> _Problem to work on_:
Check each line of the material below for "this", then copy the ones that contain it.

> _Supplied records_:
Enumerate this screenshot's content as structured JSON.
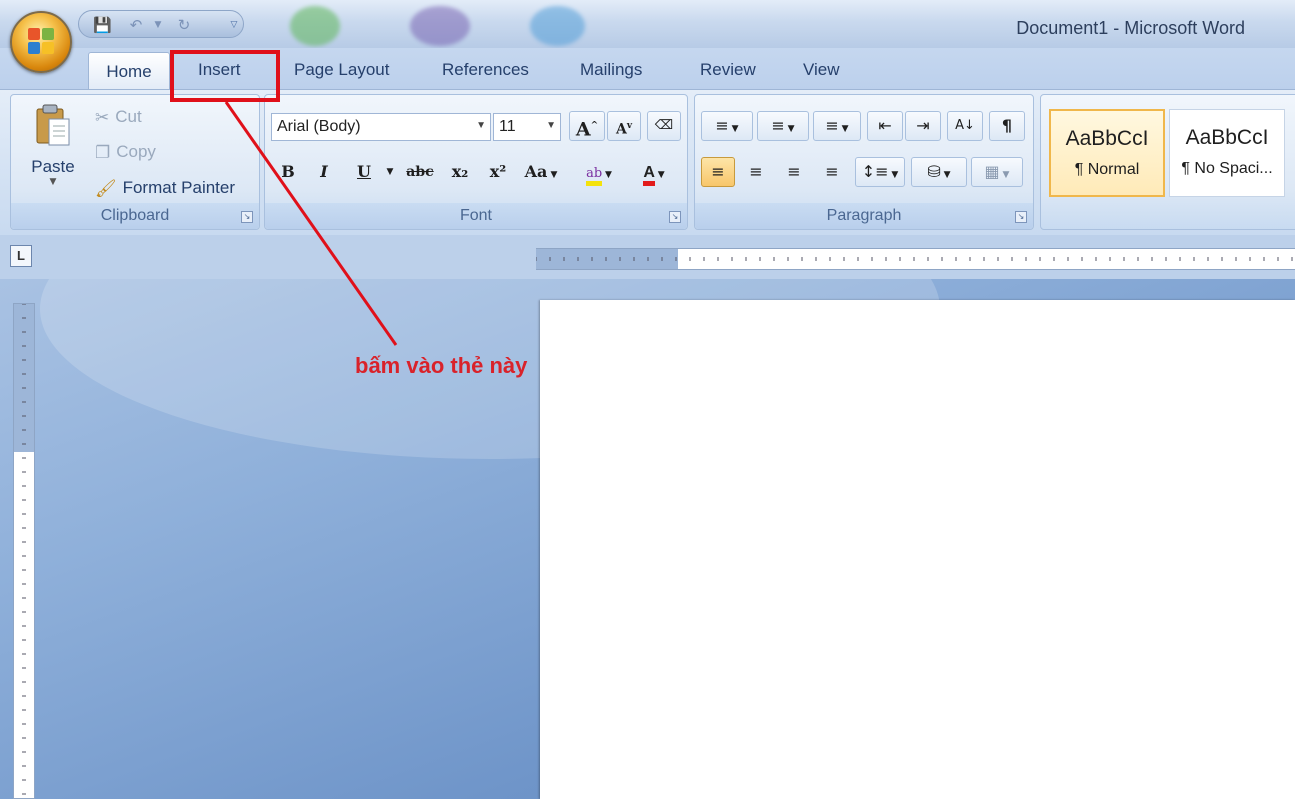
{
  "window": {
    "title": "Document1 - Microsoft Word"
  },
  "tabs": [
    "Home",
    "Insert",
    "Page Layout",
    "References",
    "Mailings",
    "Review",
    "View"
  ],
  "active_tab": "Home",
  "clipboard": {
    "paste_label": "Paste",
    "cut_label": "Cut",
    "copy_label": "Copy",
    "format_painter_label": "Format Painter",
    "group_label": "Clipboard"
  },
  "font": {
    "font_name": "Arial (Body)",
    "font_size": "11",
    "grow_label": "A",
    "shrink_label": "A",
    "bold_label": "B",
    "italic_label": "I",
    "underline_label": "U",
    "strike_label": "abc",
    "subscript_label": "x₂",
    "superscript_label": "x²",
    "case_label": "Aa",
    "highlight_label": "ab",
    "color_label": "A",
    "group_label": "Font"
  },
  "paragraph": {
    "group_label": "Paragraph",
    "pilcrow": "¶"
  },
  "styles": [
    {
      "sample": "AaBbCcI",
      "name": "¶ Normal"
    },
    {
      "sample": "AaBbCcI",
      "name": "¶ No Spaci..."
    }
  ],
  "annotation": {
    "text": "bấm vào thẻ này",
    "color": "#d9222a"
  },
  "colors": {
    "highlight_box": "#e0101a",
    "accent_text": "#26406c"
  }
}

--

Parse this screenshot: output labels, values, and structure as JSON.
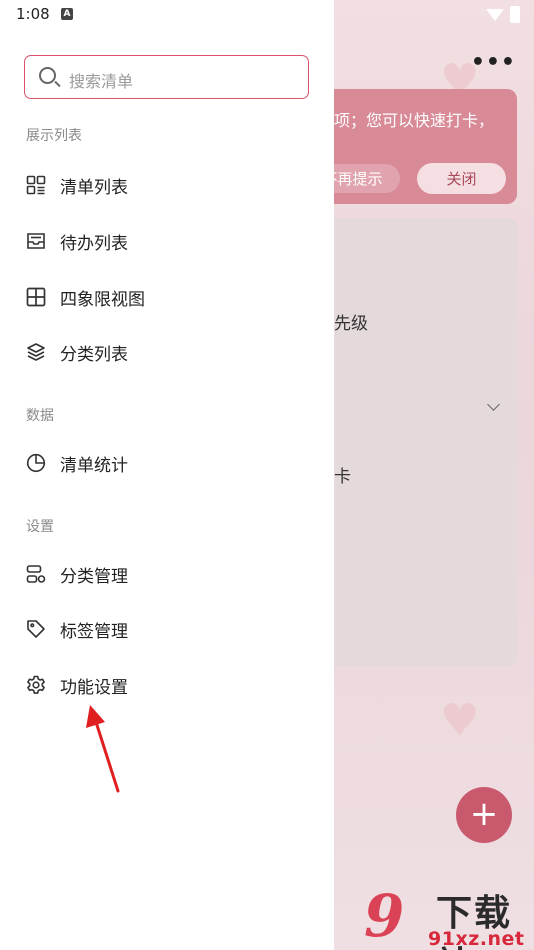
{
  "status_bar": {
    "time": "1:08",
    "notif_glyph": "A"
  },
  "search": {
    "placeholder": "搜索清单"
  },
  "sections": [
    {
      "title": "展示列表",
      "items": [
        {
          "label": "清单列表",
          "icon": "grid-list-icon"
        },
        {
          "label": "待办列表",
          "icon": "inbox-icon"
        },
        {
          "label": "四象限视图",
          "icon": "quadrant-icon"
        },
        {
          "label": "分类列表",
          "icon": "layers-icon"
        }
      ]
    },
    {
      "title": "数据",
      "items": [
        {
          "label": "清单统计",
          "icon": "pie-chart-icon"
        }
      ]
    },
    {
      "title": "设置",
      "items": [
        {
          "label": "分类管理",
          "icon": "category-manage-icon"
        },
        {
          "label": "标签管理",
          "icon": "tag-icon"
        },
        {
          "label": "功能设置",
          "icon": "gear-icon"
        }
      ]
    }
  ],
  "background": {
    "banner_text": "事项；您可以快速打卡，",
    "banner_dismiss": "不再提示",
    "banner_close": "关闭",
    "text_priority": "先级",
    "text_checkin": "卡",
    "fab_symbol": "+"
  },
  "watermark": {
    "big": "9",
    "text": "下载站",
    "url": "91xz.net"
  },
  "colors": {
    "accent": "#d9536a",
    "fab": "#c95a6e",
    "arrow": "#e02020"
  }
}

> _Expected answer_:
Enumerate this screenshot's content as structured JSON.
Parse this screenshot: output labels, values, and structure as JSON.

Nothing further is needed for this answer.